Records from a data collection:
-- BEGIN --
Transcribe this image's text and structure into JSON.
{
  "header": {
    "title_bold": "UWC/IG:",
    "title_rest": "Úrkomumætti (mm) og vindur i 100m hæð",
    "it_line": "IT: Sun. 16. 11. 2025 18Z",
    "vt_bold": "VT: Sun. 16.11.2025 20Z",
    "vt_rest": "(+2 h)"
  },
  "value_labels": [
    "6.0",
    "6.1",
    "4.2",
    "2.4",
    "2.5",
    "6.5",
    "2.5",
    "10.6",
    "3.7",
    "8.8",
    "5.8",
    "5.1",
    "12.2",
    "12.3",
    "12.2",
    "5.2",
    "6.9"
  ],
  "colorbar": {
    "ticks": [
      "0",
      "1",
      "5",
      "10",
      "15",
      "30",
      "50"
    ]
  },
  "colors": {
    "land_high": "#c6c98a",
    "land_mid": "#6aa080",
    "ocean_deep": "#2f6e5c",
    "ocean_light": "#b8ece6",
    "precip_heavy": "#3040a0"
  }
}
-- END --
Print again each line of the listing above, exactly as it appears.

Transcribe this image's text and structure into JSON.
{
  "header": {
    "title_bold": "UWC/IG:",
    "title_rest": "Úrkomumætti (mm) og vindur i 100m hæð",
    "it_line": "IT: Sun. 16. 11. 2025 18Z",
    "vt_bold": "VT: Sun. 16.11.2025 20Z",
    "vt_rest": "(+2 h)"
  },
  "value_labels": [
    "6.0",
    "6.1",
    "4.2",
    "2.4",
    "2.5",
    "6.5",
    "2.5",
    "10.6",
    "3.7",
    "8.8",
    "5.8",
    "5.1",
    "12.2",
    "12.3",
    "12.2",
    "5.2",
    "6.9"
  ],
  "colorbar": {
    "ticks": [
      "0",
      "1",
      "5",
      "10",
      "15",
      "30",
      "50"
    ]
  },
  "colors": {
    "land_high": "#c6c98a",
    "land_mid": "#6aa080",
    "ocean_deep": "#2f6e5c",
    "ocean_light": "#b8ece6",
    "precip_heavy": "#3040a0"
  }
}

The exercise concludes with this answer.